» **Task goal**
Tally the lines of the listing that contain the word "Acids", then give the total and nothing else.

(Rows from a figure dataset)
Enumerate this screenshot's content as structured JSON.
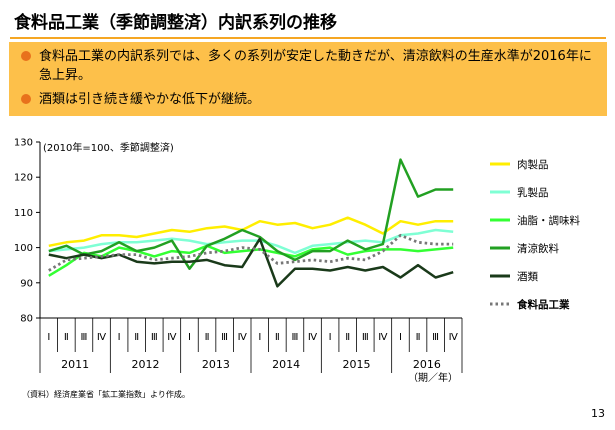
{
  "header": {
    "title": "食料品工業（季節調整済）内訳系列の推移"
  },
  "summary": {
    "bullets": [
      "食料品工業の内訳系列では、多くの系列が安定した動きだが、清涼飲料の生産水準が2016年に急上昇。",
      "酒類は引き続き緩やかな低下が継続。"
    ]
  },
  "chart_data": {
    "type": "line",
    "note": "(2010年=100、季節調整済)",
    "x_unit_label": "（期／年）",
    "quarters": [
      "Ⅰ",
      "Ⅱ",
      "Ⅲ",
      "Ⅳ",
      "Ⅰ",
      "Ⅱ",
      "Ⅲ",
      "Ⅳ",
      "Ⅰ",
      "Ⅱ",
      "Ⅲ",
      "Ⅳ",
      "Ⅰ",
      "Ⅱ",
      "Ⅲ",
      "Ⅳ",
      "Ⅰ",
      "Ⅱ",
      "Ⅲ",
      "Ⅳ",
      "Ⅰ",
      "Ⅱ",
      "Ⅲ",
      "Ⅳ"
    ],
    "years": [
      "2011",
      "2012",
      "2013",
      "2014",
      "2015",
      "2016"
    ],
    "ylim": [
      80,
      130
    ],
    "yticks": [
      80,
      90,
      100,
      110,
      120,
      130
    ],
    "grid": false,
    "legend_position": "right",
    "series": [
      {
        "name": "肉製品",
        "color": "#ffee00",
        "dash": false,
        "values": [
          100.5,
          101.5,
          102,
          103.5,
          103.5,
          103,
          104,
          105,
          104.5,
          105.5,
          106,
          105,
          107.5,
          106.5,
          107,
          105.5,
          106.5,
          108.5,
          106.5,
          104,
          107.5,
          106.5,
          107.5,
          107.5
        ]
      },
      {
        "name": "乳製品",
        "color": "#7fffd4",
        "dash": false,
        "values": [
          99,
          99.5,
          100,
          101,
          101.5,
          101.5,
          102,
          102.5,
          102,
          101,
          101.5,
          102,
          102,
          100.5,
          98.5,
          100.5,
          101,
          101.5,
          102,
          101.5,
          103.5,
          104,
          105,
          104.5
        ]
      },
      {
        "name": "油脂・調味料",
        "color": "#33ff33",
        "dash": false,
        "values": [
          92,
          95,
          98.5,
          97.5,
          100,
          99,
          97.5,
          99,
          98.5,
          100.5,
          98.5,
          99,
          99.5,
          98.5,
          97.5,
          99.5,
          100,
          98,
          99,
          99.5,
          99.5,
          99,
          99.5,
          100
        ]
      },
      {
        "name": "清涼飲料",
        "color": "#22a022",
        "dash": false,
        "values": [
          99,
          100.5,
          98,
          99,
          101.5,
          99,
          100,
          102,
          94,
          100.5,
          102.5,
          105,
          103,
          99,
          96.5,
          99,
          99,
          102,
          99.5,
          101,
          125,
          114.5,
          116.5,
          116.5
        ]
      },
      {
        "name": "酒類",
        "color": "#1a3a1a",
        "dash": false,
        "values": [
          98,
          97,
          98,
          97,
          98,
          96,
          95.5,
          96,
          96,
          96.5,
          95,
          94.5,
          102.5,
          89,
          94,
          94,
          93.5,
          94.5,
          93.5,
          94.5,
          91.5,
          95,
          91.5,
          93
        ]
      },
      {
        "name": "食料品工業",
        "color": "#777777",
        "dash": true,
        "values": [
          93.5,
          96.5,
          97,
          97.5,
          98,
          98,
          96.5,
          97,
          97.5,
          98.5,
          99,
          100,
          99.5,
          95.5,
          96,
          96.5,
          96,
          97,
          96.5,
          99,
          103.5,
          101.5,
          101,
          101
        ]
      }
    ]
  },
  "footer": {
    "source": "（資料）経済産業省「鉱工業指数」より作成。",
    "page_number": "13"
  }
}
* * *
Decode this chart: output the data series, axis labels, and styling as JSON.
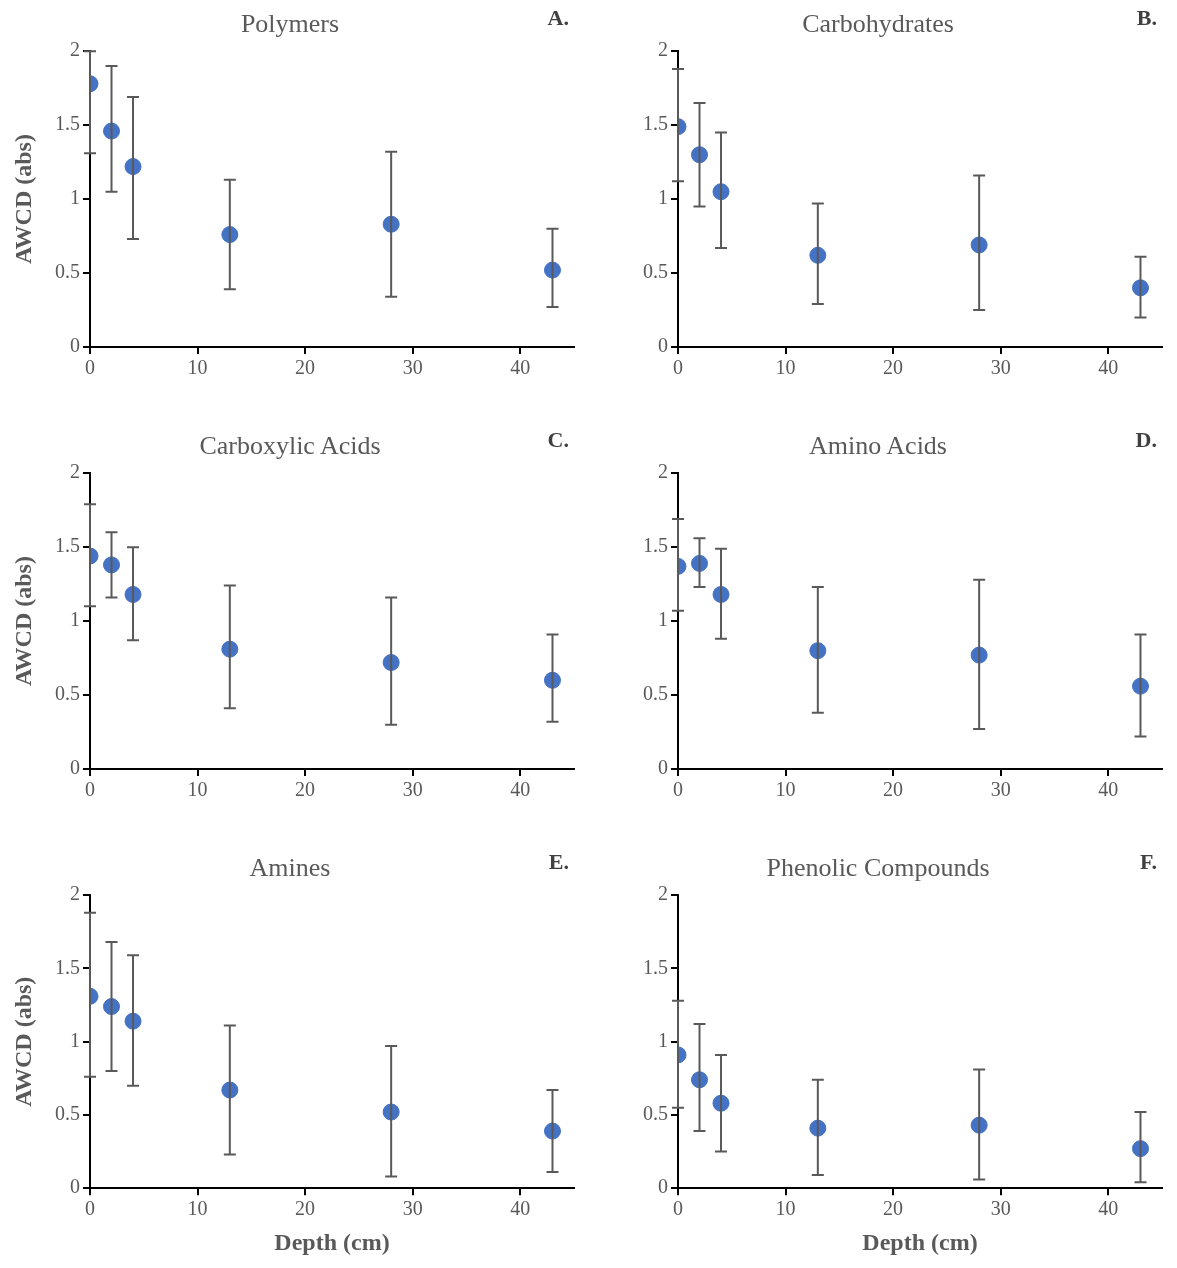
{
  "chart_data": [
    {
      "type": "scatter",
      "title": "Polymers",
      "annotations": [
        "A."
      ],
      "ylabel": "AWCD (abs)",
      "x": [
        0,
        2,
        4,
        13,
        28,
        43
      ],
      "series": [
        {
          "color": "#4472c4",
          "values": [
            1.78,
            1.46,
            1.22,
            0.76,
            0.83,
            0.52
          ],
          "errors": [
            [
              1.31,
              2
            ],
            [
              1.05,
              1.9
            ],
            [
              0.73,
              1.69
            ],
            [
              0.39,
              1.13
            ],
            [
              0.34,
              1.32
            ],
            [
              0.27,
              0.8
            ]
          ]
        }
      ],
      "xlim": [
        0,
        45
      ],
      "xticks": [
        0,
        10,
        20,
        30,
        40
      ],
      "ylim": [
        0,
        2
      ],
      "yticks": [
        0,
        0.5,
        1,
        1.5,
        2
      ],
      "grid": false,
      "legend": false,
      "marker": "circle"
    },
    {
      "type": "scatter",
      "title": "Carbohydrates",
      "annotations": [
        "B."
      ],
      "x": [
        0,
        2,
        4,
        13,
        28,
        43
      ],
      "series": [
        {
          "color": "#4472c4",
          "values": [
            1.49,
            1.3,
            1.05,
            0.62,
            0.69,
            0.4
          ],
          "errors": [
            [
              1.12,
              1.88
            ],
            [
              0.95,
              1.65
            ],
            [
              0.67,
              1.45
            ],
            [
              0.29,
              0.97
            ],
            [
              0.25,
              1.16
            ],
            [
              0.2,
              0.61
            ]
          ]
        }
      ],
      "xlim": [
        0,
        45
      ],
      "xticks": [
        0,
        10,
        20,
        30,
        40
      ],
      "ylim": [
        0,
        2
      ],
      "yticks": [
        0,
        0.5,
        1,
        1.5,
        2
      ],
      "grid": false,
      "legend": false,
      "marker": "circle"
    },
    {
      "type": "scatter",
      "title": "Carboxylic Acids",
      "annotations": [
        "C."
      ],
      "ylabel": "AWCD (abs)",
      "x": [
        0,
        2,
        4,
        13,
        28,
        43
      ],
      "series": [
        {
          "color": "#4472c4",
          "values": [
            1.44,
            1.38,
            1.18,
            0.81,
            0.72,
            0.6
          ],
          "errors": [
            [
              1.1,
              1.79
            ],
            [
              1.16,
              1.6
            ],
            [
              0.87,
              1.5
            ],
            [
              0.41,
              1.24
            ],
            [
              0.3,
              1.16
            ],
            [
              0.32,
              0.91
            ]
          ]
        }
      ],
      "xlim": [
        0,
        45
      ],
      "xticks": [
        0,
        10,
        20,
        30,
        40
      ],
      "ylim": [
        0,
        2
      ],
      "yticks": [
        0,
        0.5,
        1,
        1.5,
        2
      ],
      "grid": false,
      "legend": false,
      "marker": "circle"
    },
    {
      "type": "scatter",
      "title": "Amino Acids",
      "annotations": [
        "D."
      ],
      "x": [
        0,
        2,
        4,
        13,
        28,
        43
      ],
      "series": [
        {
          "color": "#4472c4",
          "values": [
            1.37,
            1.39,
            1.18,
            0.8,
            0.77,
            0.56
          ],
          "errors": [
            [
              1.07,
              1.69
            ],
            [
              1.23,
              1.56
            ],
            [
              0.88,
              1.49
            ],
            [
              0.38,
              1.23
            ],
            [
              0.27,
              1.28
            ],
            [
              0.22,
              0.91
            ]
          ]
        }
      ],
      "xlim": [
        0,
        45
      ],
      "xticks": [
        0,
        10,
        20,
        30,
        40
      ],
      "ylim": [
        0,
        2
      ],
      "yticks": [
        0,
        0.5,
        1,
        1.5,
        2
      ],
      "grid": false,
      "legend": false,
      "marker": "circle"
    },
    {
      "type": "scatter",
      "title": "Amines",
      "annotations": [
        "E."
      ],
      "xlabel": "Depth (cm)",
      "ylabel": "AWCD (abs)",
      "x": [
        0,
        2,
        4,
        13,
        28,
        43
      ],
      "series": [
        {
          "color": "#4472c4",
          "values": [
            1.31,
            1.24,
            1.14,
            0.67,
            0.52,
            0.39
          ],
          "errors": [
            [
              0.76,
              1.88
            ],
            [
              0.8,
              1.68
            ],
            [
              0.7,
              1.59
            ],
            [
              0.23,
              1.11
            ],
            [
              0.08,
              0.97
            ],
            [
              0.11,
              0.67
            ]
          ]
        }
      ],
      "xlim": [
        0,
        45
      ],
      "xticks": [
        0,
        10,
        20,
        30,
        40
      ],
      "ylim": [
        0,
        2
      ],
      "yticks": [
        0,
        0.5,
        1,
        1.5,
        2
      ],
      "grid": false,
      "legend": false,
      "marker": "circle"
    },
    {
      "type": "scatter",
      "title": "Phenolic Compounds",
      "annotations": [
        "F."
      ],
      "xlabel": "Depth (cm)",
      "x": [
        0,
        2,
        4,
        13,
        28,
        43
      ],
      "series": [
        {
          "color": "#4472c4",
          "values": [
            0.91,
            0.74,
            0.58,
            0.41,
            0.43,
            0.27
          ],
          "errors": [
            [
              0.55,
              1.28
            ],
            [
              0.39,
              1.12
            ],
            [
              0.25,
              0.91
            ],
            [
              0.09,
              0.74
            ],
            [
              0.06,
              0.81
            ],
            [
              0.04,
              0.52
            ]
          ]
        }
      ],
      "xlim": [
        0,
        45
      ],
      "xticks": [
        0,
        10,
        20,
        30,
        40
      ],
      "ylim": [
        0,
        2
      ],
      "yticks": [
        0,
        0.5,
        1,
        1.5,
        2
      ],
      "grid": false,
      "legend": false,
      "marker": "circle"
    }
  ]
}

» **In response**
2